------ INPUT DATA ------
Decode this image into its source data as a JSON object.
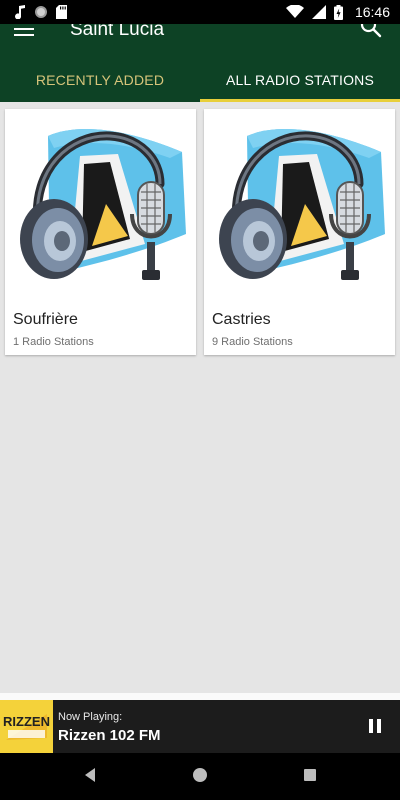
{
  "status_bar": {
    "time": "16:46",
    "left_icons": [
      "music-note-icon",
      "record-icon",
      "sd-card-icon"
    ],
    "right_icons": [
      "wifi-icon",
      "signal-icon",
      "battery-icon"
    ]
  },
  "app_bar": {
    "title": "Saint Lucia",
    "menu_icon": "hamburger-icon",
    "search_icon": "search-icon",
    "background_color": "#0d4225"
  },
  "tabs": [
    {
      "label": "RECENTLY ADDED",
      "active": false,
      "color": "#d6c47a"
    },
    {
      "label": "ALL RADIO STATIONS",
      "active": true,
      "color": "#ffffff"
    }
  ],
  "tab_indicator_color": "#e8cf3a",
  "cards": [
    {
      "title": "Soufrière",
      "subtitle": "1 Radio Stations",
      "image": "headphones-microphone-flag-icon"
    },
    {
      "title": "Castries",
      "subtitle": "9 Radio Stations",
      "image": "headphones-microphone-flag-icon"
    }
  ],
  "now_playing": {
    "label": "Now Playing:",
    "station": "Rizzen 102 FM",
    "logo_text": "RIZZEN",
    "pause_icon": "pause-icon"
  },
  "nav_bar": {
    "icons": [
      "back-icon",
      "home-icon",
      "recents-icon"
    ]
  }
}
------
------ INPUT DATA ------
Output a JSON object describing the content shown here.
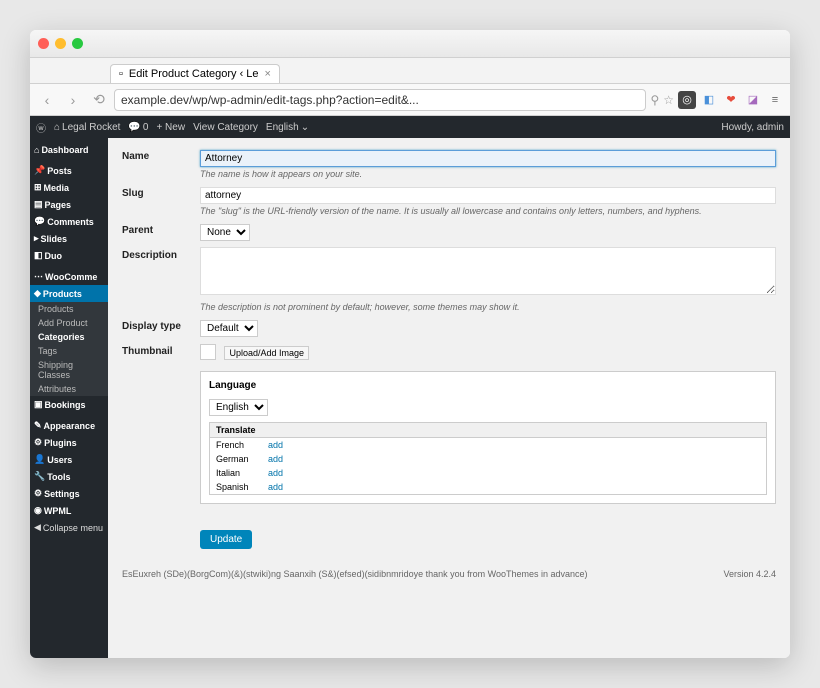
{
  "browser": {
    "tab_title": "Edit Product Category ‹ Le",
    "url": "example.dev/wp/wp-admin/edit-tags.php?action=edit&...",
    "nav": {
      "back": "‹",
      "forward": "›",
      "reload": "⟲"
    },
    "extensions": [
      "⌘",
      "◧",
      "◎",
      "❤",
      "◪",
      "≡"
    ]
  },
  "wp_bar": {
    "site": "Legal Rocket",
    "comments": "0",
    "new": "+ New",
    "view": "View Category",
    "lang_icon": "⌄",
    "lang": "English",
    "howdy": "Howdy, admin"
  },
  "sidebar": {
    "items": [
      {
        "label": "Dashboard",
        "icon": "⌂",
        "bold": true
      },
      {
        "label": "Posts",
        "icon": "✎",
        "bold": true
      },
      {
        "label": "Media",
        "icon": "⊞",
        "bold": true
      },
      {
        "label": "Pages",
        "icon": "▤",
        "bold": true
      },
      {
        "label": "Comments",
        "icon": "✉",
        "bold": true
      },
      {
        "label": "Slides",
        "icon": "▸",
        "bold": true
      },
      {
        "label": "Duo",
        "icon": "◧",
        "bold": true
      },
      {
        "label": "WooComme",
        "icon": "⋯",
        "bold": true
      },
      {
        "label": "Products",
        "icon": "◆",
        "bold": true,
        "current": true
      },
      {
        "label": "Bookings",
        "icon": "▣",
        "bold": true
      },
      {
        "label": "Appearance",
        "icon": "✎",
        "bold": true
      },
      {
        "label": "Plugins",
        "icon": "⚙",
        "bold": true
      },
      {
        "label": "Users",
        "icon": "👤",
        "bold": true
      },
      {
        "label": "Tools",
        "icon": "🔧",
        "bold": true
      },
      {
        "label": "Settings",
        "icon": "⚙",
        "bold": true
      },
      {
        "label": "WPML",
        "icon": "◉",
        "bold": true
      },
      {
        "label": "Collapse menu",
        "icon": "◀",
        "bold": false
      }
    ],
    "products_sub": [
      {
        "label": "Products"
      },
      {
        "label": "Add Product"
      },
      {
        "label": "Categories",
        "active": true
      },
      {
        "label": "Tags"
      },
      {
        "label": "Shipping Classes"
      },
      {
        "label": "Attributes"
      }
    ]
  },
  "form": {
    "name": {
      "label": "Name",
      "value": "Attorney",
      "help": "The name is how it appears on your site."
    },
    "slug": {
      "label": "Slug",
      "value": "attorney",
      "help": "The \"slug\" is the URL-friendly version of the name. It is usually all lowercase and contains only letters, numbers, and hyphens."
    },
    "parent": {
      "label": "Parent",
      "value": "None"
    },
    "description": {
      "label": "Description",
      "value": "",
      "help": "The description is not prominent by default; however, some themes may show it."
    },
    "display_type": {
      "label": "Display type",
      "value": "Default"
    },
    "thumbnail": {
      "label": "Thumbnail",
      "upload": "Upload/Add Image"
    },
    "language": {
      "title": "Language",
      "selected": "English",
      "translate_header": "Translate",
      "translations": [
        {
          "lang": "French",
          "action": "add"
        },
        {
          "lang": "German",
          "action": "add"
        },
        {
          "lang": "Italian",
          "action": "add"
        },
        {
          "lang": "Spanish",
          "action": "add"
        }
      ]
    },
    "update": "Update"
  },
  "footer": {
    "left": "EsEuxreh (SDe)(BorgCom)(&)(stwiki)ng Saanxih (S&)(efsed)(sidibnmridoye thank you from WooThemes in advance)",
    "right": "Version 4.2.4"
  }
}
------
◆ TASK REQUIREMENTS
Extract all lines from the data in which "value" is found.

◆ RESPONSE BELOW
      "value": "Attorney",
      "value": "attorney",
      "value": "None"
      "value": "",
      "value": "Default"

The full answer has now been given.